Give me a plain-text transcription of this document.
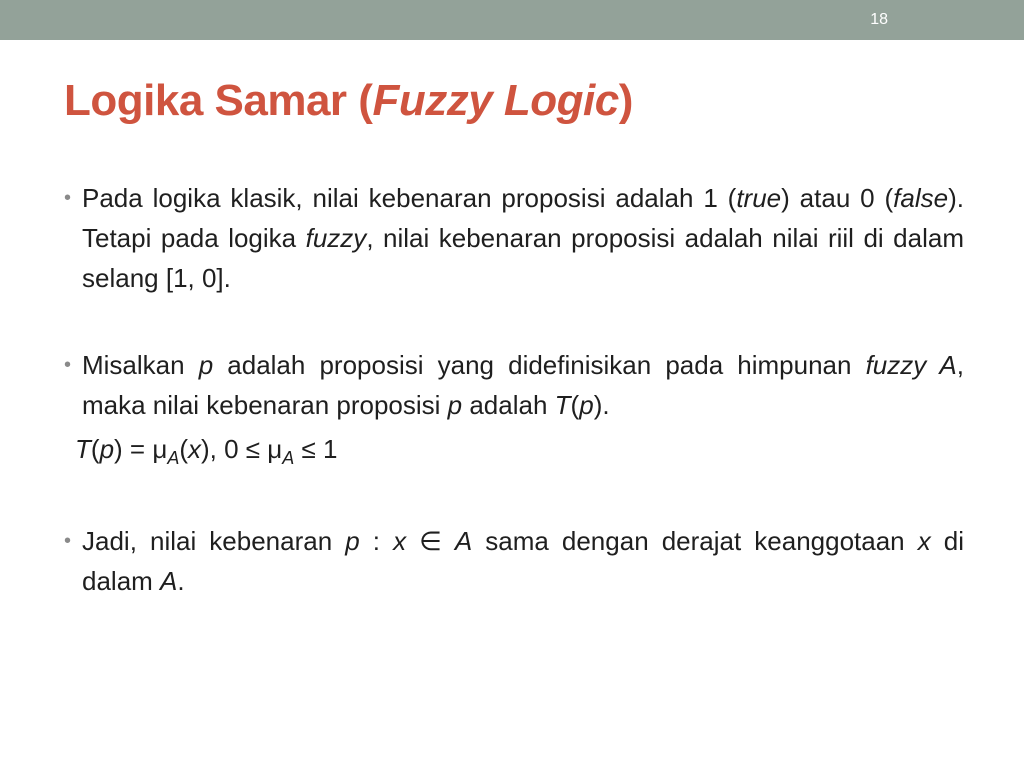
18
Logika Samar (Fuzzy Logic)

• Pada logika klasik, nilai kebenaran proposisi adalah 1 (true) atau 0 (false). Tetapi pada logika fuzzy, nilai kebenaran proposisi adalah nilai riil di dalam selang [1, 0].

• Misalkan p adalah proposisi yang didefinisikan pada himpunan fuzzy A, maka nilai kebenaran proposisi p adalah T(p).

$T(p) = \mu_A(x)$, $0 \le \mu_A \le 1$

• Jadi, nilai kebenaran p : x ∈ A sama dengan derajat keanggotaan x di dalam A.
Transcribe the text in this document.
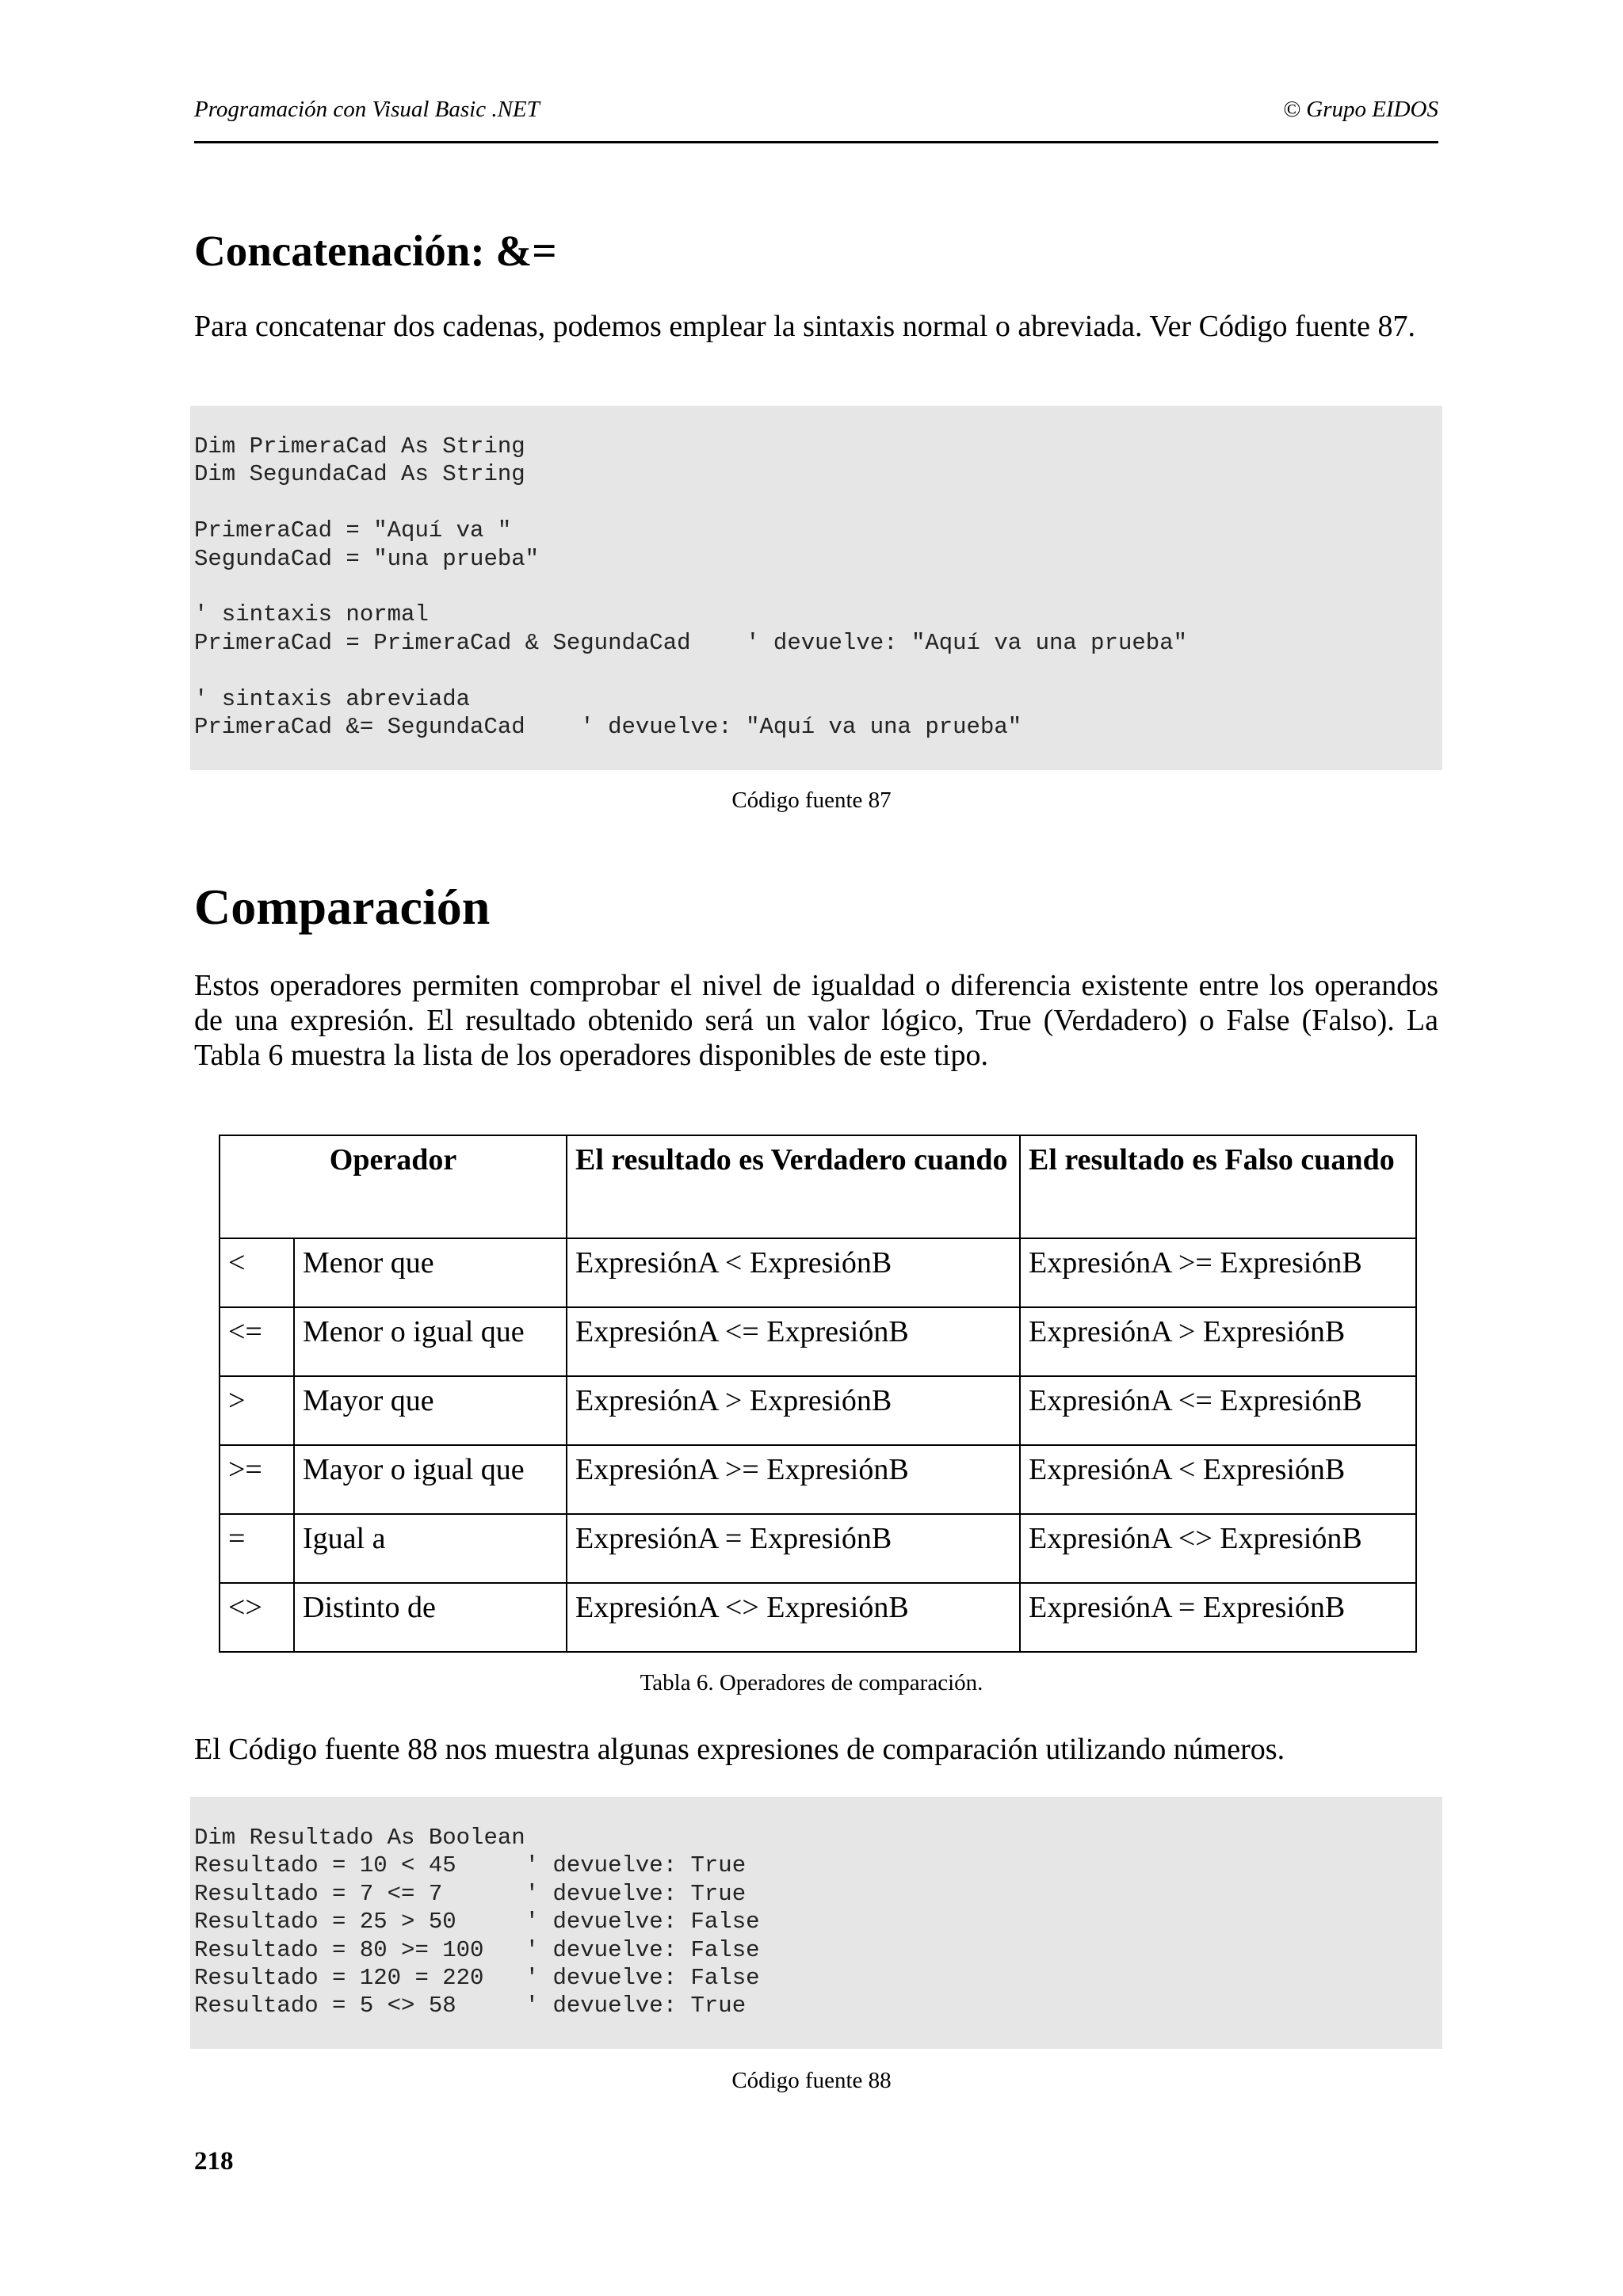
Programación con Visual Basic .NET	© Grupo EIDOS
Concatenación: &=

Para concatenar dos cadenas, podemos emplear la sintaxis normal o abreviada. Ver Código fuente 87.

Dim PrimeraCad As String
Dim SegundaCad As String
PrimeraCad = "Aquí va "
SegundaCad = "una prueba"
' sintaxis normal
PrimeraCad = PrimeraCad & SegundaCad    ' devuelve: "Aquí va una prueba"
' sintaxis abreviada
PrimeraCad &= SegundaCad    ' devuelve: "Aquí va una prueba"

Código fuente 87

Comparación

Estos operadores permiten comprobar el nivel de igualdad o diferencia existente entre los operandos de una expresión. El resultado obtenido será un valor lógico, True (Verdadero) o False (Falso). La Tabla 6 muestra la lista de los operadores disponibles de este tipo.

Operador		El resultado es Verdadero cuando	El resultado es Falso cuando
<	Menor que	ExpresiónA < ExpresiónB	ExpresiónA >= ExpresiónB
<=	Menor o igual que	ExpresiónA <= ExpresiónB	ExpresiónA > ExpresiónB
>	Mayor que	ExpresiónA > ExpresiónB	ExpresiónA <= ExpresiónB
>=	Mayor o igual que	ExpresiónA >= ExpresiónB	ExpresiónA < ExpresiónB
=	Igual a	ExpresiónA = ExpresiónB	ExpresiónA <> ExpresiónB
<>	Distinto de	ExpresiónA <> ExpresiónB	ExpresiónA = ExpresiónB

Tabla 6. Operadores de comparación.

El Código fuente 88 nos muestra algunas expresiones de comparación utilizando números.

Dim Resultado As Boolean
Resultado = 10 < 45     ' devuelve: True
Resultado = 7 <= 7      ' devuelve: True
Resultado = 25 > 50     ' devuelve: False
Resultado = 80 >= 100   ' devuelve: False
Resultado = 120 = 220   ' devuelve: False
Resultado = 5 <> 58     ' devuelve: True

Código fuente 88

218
┄┄┄┄┄┄
Task instructions ▸ Copy out all the data without changing anything, and drop the pictures.

Final result ▸
Give me a plain-text transcription of this document.
18
Logika Samar (Fuzzy Logic)

• Pada logika klasik, nilai kebenaran proposisi adalah 1 (true) atau 0 (false). Tetapi pada logika fuzzy, nilai kebenaran proposisi adalah nilai riil di dalam selang [1, 0].

• Misalkan p adalah proposisi yang didefinisikan pada himpunan fuzzy A, maka nilai kebenaran proposisi p adalah T(p).

$T(p) = \mu_A(x)$, $0 \le \mu_A \le 1$

• Jadi, nilai kebenaran p : x ∈ A sama dengan derajat keanggotaan x di dalam A.
Transcribe the text in this document.
Programación con Visual Basic .NET	© Grupo EIDOS
Concatenación: &=

Para concatenar dos cadenas, podemos emplear la sintaxis normal o abreviada. Ver Código fuente 87.

Dim PrimeraCad As String
Dim SegundaCad As String
PrimeraCad = "Aquí va "
SegundaCad = "una prueba"
' sintaxis normal
PrimeraCad = PrimeraCad & SegundaCad    ' devuelve: "Aquí va una prueba"
' sintaxis abreviada
PrimeraCad &= SegundaCad    ' devuelve: "Aquí va una prueba"

Código fuente 87

Comparación

Estos operadores permiten comprobar el nivel de igualdad o diferencia existente entre los operandos de una expresión. El resultado obtenido será un valor lógico, True (Verdadero) o False (Falso). La Tabla 6 muestra la lista de los operadores disponibles de este tipo.

Operador		El resultado es Verdadero cuando	El resultado es Falso cuando
<	Menor que	ExpresiónA < ExpresiónB	ExpresiónA >= ExpresiónB
<=	Menor o igual que	ExpresiónA <= ExpresiónB	ExpresiónA > ExpresiónB
>	Mayor que	ExpresiónA > ExpresiónB	ExpresiónA <= ExpresiónB
>=	Mayor o igual que	ExpresiónA >= ExpresiónB	ExpresiónA < ExpresiónB
=	Igual a	ExpresiónA = ExpresiónB	ExpresiónA <> ExpresiónB
<>	Distinto de	ExpresiónA <> ExpresiónB	ExpresiónA = ExpresiónB

Tabla 6. Operadores de comparación.

El Código fuente 88 nos muestra algunas expresiones de comparación utilizando números.

Dim Resultado As Boolean
Resultado = 10 < 45     ' devuelve: True
Resultado = 7 <= 7      ' devuelve: True
Resultado = 25 > 50     ' devuelve: False
Resultado = 80 >= 100   ' devuelve: False
Resultado = 120 = 220   ' devuelve: False
Resultado = 5 <> 58     ' devuelve: True

Código fuente 88

218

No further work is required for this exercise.